ОТРЫВОК:
- - - -

Ничего подобного эсеровским организациям делать не приходилось; в силу федеративного договора на каждой брошюре и без этого было обозначено имя партии социалистов-революционеров как созидательницы на равных основаниях с Лигой. Семен Акимович одно время очень сильно горячился из-за некорректной, на его взгляд, издательской «контрафакции» чужими группами нашей литературы. Я его нервности не разделял. Что могло нагляднее всего свидетельствовать о целесообразности общего объединения социал-демократов и социалистов-революционеров, если не необходимость для первых широко пользоваться для пропаганды литературой вторых? И настроение Семена Акимовича постепенно изменилось: он уже торжествовал. Торжество его еще более усилилось, когда успех нашей литературы в массах притянул к нам — не без его содействия — и некоторых литераторов, на чье сотрудничество или уже опирались, или не без основания рассчитывали русские социал-демократические организации.

- - - -

[Собранные данные]

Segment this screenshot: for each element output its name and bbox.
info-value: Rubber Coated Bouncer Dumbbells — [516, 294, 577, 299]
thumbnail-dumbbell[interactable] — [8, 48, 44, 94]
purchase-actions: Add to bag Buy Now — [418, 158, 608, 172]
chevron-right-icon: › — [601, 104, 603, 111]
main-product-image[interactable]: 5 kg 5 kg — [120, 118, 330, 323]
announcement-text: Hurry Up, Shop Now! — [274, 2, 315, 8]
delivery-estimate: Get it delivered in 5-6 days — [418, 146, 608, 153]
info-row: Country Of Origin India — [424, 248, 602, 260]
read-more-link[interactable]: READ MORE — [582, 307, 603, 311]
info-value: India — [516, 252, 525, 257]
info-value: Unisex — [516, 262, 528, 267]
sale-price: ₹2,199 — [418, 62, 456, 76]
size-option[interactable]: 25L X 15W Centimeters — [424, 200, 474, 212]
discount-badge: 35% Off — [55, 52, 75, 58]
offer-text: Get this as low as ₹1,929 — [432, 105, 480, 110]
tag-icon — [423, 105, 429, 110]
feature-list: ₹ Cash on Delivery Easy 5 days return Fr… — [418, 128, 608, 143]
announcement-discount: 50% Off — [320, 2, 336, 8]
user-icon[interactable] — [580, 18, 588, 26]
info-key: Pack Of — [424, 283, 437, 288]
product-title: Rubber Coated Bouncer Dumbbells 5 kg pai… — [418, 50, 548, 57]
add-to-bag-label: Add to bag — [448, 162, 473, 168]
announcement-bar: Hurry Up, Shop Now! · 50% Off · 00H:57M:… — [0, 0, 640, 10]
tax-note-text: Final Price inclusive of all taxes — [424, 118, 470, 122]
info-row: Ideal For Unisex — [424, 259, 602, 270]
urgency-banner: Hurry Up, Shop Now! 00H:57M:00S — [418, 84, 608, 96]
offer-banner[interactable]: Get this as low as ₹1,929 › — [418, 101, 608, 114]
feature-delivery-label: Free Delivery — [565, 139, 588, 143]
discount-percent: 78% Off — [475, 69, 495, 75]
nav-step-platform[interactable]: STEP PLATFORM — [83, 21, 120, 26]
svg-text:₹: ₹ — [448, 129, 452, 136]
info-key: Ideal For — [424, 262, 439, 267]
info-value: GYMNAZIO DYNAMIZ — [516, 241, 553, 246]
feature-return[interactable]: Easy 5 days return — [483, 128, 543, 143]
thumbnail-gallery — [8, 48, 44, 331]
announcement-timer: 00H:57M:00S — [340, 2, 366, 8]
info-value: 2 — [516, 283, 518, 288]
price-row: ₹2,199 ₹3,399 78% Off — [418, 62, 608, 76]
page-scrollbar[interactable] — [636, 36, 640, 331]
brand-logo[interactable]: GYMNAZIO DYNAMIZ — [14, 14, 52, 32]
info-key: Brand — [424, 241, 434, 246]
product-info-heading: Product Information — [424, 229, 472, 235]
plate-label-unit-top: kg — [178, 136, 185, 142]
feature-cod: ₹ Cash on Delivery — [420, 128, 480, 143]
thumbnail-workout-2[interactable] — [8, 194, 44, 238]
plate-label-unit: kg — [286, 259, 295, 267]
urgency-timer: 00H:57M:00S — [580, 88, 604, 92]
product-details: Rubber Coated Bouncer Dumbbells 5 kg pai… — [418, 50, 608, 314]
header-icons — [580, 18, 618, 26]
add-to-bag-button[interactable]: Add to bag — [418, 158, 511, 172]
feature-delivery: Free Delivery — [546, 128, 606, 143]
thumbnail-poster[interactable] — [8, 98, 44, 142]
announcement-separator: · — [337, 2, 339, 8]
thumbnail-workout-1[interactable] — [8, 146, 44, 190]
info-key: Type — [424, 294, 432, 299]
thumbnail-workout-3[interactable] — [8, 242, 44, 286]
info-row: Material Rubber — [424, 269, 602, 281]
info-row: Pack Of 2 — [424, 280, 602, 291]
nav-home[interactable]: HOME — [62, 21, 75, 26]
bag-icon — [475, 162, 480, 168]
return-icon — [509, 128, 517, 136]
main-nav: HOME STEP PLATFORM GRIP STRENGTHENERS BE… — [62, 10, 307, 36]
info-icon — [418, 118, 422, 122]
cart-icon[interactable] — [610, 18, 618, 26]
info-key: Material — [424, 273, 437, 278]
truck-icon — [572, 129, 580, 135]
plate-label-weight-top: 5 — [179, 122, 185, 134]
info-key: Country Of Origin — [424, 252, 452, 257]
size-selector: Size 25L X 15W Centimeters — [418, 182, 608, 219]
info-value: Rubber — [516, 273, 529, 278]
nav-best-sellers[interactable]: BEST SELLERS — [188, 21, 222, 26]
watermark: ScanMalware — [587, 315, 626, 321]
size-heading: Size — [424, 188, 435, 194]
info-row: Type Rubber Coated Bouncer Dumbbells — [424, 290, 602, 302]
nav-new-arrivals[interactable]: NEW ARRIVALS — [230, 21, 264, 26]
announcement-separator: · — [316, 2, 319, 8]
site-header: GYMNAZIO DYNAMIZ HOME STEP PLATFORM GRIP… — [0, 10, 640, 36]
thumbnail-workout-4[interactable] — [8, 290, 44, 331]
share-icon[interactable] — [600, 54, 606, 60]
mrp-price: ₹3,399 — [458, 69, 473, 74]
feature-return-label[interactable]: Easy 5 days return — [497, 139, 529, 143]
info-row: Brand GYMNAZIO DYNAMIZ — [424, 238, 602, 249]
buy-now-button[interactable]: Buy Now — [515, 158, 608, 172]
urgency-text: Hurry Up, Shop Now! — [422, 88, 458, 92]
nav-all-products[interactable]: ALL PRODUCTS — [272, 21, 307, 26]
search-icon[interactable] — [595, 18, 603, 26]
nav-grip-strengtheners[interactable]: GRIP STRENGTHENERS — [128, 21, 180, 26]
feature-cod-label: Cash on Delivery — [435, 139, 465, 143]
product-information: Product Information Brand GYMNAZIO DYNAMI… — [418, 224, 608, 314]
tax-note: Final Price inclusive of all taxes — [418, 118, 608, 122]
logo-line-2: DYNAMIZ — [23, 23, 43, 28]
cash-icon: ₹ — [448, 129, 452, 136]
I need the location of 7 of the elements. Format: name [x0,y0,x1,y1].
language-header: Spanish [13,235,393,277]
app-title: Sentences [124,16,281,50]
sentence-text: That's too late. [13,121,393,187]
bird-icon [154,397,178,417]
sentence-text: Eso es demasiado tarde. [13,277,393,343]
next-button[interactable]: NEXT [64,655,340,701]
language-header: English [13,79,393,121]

- - - -

ЗАДАНИЕ: Продолжите отрывок об изданиях Лиги и эсеров, начав сразу после его последнего предложения.

РЕЗУЛЬТАТ:
Таков, прежде всего, был скрывавшийся под псевдонимом «Некрасов» автор необыкновенно популярной в рабочих кругах беллетристически-пропагандистской книжки «Ничего с нами не поделаешь», которую значительно позже с успехом заместила «Мать» Горького. Под псевдонимом «С. Некрасов» скрывался один из известнейших и способнейших научных популяризаторов наших, известный педагог Н. А. Рубакин, перешедший в ряды нашей партии около 1903 года. Под другим псевдонимом — «Иван Вольный» (этого псевдонима не следует смешивать с подлинным именем Иван Вольнов, он же Вольный, молодого писателя-беллетриста школы Горького, одно время — вплоть до волго-уральской борьбы с большевиками — тоже работавшего в эсеровских рядах) — у нас работала известная беллетристка-народница В. И. Дмитриева. Семен Акимович был вообще усерднейшим вербовщиком для нашего дела сотрудников, умеющих писать для народа.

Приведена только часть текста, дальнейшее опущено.